## Start

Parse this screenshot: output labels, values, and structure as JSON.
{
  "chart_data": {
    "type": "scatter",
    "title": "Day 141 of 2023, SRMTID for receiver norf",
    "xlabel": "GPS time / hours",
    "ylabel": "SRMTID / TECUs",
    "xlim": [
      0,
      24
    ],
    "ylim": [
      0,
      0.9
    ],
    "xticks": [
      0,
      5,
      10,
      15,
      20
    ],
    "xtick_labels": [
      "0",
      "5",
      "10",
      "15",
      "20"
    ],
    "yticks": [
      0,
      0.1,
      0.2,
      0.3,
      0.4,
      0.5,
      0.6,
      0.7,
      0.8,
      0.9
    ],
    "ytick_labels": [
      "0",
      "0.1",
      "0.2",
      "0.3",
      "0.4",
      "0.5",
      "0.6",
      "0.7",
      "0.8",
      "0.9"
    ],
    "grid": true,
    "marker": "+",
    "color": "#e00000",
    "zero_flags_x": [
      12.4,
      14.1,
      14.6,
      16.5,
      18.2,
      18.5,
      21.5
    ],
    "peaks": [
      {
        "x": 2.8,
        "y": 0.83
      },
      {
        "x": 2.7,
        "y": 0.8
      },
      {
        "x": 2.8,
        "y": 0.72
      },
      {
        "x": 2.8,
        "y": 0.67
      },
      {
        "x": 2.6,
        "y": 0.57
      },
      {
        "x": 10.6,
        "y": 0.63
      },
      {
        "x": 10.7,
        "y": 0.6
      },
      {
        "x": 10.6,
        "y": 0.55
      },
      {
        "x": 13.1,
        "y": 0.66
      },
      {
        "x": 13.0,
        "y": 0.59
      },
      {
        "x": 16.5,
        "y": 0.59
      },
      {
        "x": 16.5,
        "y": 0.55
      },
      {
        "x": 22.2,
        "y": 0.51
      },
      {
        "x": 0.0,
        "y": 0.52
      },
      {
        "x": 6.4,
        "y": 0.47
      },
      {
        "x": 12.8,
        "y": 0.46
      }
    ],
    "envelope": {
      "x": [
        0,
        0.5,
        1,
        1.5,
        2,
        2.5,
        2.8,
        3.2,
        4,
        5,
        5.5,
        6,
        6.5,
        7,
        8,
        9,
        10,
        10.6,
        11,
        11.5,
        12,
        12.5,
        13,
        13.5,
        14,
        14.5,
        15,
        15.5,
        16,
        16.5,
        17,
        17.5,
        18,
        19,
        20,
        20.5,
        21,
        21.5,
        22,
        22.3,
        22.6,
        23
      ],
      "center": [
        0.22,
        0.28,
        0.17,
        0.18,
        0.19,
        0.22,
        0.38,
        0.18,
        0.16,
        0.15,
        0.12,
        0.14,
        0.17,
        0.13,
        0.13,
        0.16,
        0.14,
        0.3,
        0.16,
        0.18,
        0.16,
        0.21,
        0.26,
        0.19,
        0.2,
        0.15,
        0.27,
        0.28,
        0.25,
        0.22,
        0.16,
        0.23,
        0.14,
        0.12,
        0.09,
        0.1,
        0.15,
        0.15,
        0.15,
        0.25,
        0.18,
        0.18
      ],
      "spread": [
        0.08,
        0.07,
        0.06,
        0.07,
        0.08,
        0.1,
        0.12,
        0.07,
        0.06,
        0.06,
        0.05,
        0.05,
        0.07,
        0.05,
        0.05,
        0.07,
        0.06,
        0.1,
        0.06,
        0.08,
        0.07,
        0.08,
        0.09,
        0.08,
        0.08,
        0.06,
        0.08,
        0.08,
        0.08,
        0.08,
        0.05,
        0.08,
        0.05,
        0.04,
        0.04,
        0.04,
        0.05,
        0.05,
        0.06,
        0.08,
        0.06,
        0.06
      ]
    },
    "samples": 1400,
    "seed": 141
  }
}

## End

#### WRITTEN EXERCISE:
From the preceding material, extract every line exactly.

#### COMPLETE RESPONSE:
Parse this screenshot: output labels, values, and structure as JSON.
{
  "chart_data": {
    "type": "scatter",
    "title": "Day 141 of 2023, SRMTID for receiver norf",
    "xlabel": "GPS time / hours",
    "ylabel": "SRMTID / TECUs",
    "xlim": [
      0,
      24
    ],
    "ylim": [
      0,
      0.9
    ],
    "xticks": [
      0,
      5,
      10,
      15,
      20
    ],
    "xtick_labels": [
      "0",
      "5",
      "10",
      "15",
      "20"
    ],
    "yticks": [
      0,
      0.1,
      0.2,
      0.3,
      0.4,
      0.5,
      0.6,
      0.7,
      0.8,
      0.9
    ],
    "ytick_labels": [
      "0",
      "0.1",
      "0.2",
      "0.3",
      "0.4",
      "0.5",
      "0.6",
      "0.7",
      "0.8",
      "0.9"
    ],
    "grid": true,
    "marker": "+",
    "color": "#e00000",
    "zero_flags_x": [
      12.4,
      14.1,
      14.6,
      16.5,
      18.2,
      18.5,
      21.5
    ],
    "peaks": [
      {
        "x": 2.8,
        "y": 0.83
      },
      {
        "x": 2.7,
        "y": 0.8
      },
      {
        "x": 2.8,
        "y": 0.72
      },
      {
        "x": 2.8,
        "y": 0.67
      },
      {
        "x": 2.6,
        "y": 0.57
      },
      {
        "x": 10.6,
        "y": 0.63
      },
      {
        "x": 10.7,
        "y": 0.6
      },
      {
        "x": 10.6,
        "y": 0.55
      },
      {
        "x": 13.1,
        "y": 0.66
      },
      {
        "x": 13.0,
        "y": 0.59
      },
      {
        "x": 16.5,
        "y": 0.59
      },
      {
        "x": 16.5,
        "y": 0.55
      },
      {
        "x": 22.2,
        "y": 0.51
      },
      {
        "x": 0.0,
        "y": 0.52
      },
      {
        "x": 6.4,
        "y": 0.47
      },
      {
        "x": 12.8,
        "y": 0.46
      }
    ],
    "envelope": {
      "x": [
        0,
        0.5,
        1,
        1.5,
        2,
        2.5,
        2.8,
        3.2,
        4,
        5,
        5.5,
        6,
        6.5,
        7,
        8,
        9,
        10,
        10.6,
        11,
        11.5,
        12,
        12.5,
        13,
        13.5,
        14,
        14.5,
        15,
        15.5,
        16,
        16.5,
        17,
        17.5,
        18,
        19,
        20,
        20.5,
        21,
        21.5,
        22,
        22.3,
        22.6,
        23
      ],
      "center": [
        0.22,
        0.28,
        0.17,
        0.18,
        0.19,
        0.22,
        0.38,
        0.18,
        0.16,
        0.15,
        0.12,
        0.14,
        0.17,
        0.13,
        0.13,
        0.16,
        0.14,
        0.3,
        0.16,
        0.18,
        0.16,
        0.21,
        0.26,
        0.19,
        0.2,
        0.15,
        0.27,
        0.28,
        0.25,
        0.22,
        0.16,
        0.23,
        0.14,
        0.12,
        0.09,
        0.1,
        0.15,
        0.15,
        0.15,
        0.25,
        0.18,
        0.18
      ],
      "spread": [
        0.08,
        0.07,
        0.06,
        0.07,
        0.08,
        0.1,
        0.12,
        0.07,
        0.06,
        0.06,
        0.05,
        0.05,
        0.07,
        0.05,
        0.05,
        0.07,
        0.06,
        0.1,
        0.06,
        0.08,
        0.07,
        0.08,
        0.09,
        0.08,
        0.08,
        0.06,
        0.08,
        0.08,
        0.08,
        0.08,
        0.05,
        0.08,
        0.05,
        0.04,
        0.04,
        0.04,
        0.05,
        0.05,
        0.06,
        0.08,
        0.06,
        0.06
      ]
    },
    "samples": 1400,
    "seed": 141
  }
}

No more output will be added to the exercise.